§ **Challenge**
Gather up every line from the entries below that uses the word "boats".

§ **Dataset rows**
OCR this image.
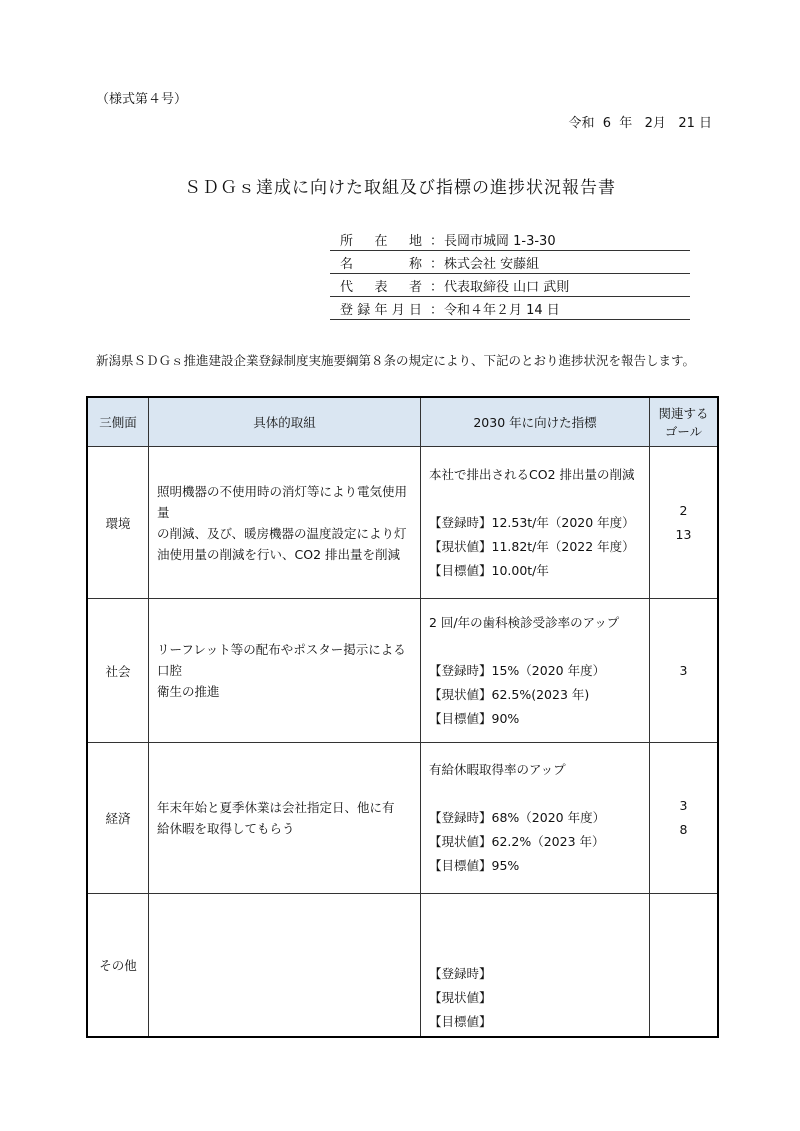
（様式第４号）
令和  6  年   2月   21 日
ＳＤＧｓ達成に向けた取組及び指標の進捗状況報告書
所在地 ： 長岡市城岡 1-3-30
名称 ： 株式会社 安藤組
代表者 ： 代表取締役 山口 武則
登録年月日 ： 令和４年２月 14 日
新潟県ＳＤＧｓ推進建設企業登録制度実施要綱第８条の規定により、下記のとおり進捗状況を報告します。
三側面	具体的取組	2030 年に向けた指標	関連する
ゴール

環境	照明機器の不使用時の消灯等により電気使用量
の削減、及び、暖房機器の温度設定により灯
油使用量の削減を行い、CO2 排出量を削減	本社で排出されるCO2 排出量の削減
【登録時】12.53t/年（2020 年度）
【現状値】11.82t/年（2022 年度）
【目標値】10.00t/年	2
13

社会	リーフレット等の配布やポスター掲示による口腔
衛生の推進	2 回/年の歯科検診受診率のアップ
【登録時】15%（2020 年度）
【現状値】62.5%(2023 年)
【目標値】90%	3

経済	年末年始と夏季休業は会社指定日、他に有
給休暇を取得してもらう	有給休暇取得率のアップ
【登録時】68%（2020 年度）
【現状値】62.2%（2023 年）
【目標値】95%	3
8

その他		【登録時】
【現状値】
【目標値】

...

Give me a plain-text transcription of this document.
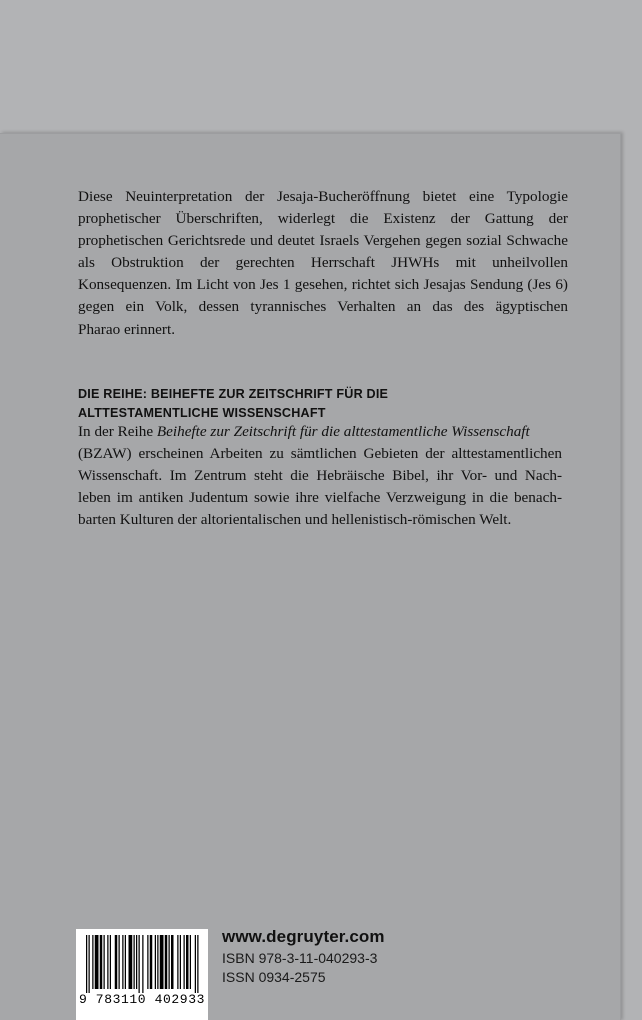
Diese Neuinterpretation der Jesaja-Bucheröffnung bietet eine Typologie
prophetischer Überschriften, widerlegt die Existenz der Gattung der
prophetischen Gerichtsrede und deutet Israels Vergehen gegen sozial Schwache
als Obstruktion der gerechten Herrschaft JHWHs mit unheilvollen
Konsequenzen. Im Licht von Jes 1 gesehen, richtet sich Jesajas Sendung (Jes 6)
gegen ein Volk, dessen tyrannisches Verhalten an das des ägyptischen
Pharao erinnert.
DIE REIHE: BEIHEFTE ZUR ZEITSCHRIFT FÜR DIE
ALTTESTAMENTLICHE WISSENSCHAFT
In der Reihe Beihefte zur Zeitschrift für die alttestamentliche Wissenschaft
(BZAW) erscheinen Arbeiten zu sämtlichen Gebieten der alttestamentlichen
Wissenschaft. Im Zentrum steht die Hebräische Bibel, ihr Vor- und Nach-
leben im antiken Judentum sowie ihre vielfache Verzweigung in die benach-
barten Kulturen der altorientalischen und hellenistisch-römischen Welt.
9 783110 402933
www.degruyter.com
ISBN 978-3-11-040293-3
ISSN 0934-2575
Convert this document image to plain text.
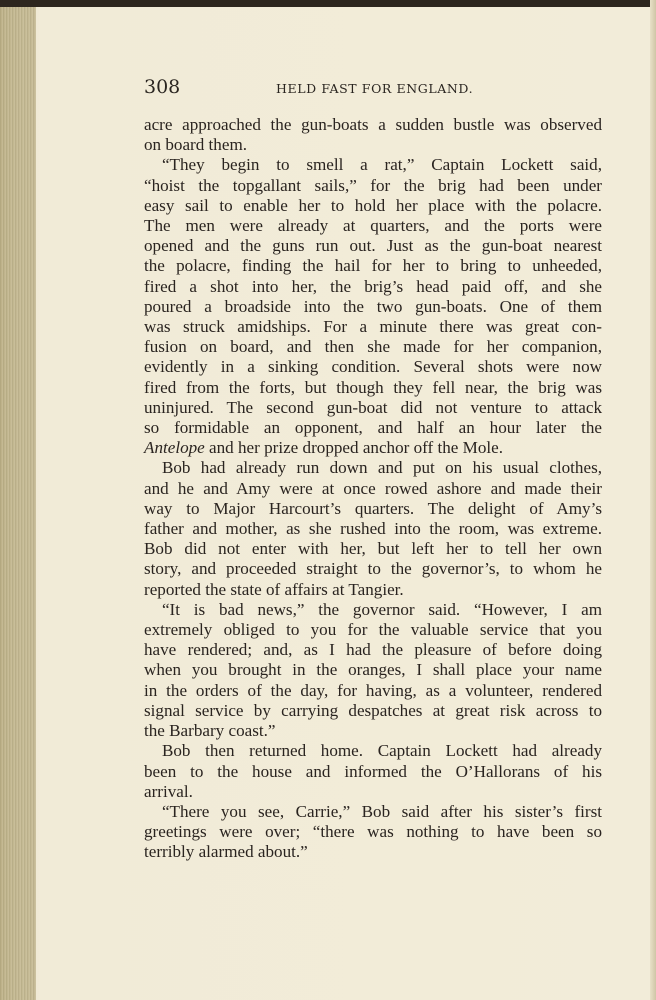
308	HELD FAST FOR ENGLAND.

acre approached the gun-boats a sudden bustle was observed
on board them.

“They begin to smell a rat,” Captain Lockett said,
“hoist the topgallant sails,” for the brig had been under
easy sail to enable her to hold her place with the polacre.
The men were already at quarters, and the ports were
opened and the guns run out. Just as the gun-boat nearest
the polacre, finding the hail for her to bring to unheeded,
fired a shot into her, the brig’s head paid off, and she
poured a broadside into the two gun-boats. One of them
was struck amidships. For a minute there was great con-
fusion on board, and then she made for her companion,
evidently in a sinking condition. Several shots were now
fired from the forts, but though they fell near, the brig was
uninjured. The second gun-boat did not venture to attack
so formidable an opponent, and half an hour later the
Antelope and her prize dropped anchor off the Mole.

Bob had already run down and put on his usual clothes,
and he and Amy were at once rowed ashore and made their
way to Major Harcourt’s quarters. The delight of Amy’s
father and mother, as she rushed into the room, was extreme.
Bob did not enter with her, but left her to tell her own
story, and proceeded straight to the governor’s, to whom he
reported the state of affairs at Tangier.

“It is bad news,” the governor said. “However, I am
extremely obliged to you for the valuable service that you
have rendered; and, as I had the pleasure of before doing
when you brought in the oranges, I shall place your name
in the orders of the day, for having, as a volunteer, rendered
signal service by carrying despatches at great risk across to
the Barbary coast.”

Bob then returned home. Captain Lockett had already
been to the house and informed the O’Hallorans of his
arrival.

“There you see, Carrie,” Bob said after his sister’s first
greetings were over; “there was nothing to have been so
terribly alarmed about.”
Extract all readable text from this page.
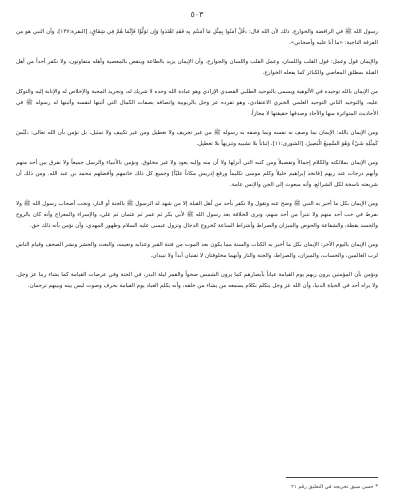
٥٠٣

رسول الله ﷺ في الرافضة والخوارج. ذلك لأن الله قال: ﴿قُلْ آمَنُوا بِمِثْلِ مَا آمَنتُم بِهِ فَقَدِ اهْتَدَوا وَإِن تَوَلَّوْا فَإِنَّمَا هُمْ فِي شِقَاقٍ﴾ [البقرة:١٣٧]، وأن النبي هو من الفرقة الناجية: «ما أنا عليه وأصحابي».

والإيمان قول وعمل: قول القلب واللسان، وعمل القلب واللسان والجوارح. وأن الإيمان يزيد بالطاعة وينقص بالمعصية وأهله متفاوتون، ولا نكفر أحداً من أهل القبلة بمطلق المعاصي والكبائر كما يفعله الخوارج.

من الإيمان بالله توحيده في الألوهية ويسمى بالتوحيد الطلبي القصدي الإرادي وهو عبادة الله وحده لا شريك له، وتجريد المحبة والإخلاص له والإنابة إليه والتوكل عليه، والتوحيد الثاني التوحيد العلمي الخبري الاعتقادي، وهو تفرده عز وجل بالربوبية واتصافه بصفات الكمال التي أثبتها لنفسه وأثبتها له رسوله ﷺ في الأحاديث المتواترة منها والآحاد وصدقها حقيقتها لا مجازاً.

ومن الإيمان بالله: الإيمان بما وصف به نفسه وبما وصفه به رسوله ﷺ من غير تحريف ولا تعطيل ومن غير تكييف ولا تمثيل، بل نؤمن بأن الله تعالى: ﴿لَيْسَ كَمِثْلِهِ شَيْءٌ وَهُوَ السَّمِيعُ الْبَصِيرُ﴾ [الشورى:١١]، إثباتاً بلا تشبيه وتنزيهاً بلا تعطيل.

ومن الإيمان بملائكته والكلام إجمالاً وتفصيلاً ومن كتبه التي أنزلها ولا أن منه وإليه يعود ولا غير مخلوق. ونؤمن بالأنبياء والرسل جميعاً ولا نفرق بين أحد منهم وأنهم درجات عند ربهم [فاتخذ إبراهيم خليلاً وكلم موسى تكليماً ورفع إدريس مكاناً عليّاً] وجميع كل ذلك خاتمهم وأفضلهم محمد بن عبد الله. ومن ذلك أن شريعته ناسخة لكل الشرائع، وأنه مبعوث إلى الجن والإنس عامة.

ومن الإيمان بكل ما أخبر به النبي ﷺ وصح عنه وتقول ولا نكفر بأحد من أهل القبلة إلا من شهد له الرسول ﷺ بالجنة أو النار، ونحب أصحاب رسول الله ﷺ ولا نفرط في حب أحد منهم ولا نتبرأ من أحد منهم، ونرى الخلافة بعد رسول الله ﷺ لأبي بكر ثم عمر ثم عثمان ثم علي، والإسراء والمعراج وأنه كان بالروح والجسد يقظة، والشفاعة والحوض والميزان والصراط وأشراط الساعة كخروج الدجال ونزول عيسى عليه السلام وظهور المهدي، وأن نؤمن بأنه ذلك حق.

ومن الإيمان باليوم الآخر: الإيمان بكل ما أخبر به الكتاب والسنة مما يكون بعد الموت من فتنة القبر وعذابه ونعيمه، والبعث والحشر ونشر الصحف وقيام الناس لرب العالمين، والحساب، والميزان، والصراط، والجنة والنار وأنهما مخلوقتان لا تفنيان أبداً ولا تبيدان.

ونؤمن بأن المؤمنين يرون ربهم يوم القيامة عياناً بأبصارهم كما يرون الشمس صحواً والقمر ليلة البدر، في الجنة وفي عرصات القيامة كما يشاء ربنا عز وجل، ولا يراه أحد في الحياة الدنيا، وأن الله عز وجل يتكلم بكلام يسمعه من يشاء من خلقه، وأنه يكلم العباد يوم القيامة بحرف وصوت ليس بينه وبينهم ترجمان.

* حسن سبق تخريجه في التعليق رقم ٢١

§ **Task result**
acre approached the gun-boats a sudden bustle was observed
poured a broadside into the two gun-boats. One of them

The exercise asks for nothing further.